§ Direction: Look below. Copy each line that has "Receivable" in it.

§ Material to process:

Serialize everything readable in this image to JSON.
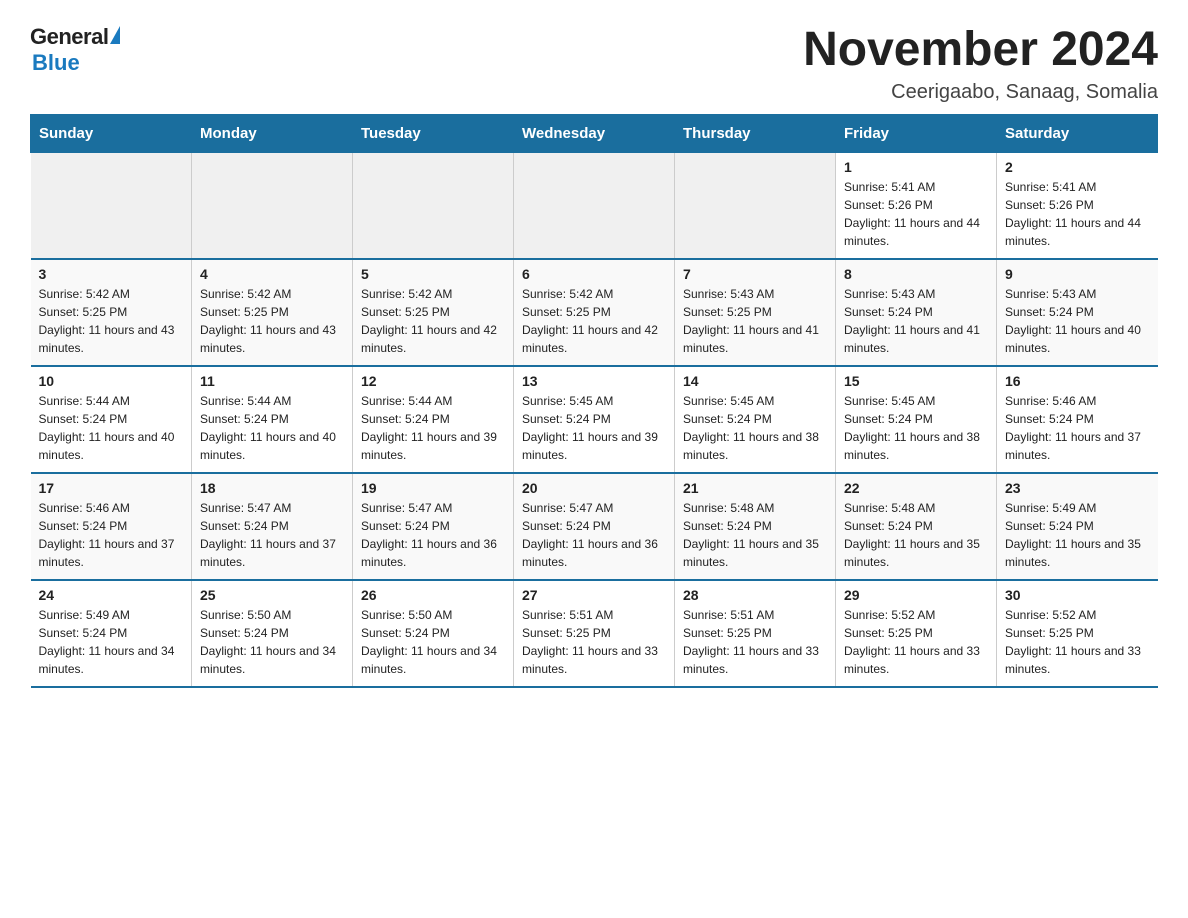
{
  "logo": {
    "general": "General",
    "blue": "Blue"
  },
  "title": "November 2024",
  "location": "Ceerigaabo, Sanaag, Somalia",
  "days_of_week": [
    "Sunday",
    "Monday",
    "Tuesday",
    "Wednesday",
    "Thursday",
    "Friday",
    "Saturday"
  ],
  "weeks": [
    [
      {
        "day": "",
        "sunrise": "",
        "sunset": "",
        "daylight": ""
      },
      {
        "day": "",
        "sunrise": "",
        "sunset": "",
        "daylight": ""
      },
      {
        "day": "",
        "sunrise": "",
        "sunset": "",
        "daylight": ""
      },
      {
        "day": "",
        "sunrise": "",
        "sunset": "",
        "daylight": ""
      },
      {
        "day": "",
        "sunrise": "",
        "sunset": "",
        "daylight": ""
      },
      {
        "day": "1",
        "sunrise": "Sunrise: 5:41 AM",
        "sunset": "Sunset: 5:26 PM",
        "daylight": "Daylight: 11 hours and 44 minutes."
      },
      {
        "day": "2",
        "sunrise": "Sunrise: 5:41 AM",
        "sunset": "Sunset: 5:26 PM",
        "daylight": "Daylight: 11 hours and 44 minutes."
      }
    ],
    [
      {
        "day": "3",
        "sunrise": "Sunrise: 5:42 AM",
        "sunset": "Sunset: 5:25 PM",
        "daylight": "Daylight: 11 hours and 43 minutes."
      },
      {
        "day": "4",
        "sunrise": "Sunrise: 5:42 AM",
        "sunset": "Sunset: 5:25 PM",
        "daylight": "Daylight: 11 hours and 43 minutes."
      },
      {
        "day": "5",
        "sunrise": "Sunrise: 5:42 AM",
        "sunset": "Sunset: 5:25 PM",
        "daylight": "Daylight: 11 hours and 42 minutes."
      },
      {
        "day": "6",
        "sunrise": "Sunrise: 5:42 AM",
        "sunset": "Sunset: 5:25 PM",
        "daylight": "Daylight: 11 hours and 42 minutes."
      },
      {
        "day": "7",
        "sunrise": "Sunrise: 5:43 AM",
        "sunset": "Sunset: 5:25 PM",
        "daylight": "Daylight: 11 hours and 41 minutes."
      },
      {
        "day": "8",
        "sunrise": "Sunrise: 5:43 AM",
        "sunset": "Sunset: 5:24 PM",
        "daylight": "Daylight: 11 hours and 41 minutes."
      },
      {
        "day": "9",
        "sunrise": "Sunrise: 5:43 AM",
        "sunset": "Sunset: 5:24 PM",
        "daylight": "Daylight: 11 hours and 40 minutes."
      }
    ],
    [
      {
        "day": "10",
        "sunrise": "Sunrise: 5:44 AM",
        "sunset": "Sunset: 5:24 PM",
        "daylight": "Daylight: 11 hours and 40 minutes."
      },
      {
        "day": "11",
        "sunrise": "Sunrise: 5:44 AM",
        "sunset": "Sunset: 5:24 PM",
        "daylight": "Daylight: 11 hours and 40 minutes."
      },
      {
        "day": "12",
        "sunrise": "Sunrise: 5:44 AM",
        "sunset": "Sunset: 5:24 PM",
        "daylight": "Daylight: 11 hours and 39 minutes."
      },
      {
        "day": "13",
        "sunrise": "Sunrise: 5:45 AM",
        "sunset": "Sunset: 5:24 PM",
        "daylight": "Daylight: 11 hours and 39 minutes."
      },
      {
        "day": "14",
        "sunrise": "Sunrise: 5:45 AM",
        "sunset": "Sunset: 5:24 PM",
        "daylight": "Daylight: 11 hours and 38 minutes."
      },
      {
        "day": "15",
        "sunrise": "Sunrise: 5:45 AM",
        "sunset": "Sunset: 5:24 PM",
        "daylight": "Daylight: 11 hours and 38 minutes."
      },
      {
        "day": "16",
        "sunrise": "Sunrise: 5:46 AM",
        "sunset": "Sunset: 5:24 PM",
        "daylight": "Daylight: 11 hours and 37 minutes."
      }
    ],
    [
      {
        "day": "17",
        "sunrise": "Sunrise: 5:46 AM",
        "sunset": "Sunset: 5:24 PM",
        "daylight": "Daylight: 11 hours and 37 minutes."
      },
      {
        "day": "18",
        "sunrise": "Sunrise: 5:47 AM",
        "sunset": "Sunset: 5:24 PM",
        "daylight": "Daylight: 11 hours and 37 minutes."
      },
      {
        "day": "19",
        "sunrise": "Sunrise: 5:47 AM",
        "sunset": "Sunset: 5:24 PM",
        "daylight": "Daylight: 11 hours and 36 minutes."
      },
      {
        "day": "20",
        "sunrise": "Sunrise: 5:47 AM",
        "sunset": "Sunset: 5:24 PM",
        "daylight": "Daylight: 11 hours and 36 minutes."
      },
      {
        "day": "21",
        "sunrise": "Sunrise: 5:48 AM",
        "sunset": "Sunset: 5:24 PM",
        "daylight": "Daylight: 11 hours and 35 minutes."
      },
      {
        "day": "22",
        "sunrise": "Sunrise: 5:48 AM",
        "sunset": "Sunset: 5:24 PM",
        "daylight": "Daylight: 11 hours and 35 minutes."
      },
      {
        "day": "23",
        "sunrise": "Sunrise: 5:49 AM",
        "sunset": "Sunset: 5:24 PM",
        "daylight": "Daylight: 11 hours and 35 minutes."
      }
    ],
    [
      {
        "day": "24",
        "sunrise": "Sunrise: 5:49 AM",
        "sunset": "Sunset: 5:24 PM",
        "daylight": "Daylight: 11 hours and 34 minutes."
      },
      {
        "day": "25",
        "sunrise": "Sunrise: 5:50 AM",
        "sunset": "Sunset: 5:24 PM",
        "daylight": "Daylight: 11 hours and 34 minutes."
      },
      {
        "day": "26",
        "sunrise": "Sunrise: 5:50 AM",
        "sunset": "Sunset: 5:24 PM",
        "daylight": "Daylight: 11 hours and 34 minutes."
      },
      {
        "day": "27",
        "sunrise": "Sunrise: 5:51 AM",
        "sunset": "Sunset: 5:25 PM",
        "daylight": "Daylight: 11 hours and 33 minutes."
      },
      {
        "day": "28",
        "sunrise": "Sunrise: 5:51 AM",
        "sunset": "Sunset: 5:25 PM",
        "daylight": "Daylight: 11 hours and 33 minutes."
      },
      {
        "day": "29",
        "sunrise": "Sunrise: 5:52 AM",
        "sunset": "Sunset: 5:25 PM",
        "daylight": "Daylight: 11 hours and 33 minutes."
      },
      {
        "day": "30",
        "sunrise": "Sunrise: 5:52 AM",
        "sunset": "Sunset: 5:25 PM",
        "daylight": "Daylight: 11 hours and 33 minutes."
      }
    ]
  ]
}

==

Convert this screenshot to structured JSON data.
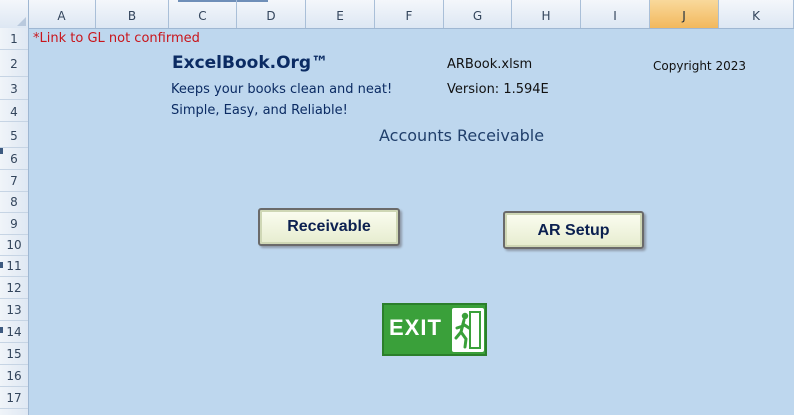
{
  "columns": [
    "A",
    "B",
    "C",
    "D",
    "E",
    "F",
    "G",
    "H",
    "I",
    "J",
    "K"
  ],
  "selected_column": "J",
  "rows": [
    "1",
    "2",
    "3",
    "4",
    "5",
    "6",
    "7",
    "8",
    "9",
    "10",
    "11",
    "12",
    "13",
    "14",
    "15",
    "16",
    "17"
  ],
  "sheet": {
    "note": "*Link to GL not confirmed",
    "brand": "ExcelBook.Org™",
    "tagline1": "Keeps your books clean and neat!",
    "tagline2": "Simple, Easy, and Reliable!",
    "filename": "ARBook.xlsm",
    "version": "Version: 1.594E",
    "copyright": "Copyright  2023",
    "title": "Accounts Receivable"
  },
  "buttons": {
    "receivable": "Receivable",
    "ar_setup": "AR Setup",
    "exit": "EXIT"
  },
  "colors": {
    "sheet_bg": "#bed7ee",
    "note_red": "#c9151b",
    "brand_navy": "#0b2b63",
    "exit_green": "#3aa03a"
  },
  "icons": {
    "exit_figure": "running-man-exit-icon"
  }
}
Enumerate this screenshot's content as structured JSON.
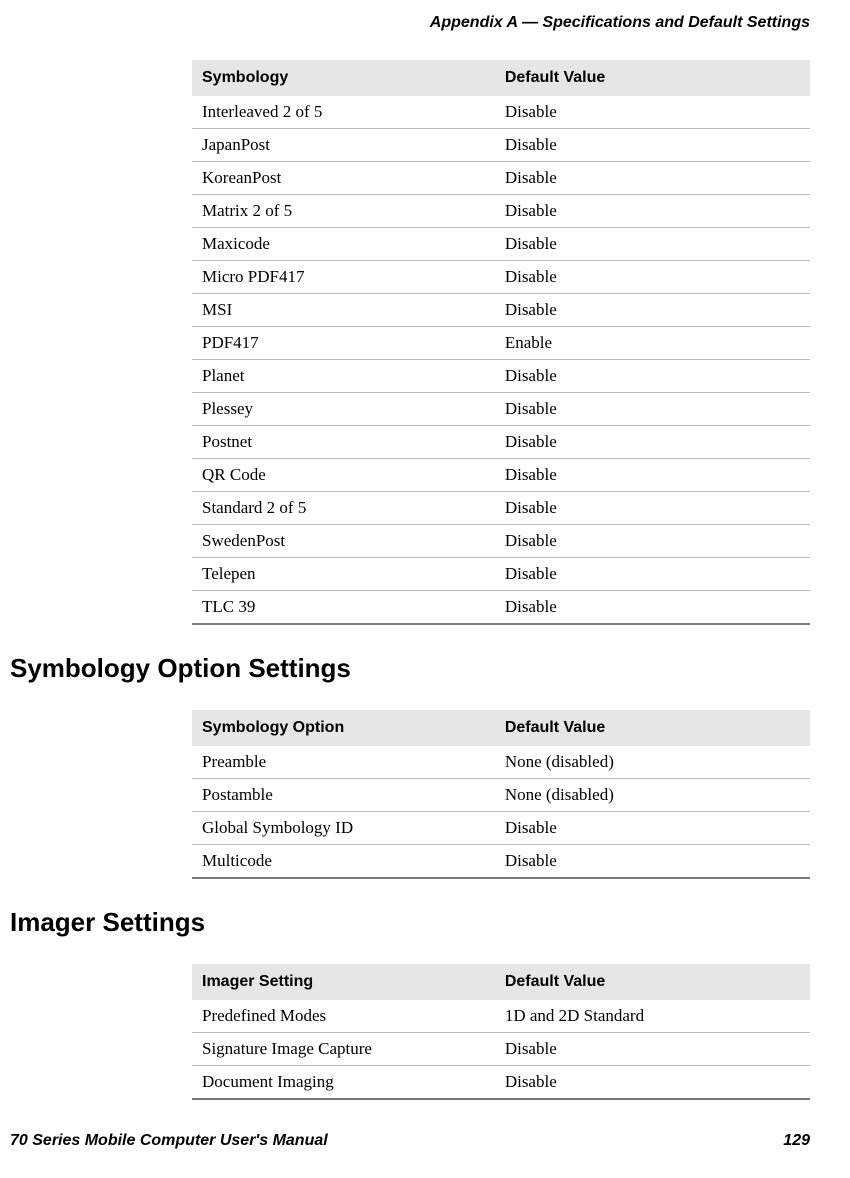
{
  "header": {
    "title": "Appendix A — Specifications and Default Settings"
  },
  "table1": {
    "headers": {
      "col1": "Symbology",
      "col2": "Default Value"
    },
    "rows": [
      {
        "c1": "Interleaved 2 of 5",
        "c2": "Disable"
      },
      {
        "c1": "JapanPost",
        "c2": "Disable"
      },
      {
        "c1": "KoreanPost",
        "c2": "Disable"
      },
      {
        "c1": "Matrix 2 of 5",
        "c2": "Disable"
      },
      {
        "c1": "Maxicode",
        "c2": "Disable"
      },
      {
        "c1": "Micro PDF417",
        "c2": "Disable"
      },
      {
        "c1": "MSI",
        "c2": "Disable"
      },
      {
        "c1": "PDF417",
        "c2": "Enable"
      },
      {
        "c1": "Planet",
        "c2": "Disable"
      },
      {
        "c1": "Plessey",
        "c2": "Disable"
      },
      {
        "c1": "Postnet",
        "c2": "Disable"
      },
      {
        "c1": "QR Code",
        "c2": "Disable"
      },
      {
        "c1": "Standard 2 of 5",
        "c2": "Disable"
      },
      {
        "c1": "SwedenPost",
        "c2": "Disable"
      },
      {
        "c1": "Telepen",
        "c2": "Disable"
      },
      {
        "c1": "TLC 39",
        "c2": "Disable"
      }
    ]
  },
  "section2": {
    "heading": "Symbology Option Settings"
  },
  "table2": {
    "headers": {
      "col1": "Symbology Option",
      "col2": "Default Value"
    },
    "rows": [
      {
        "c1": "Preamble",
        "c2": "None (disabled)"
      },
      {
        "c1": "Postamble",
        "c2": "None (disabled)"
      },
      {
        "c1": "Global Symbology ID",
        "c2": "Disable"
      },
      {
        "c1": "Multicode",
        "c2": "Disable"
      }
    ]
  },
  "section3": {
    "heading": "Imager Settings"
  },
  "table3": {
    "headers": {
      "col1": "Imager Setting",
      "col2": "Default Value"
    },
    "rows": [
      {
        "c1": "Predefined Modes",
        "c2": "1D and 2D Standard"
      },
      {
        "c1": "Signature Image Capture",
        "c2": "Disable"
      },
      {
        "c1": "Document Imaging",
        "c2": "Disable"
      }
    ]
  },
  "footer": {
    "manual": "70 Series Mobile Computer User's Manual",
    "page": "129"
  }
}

§ Task solution:
    "title": "Accounts Receivable"
    "receivable": "Receivable",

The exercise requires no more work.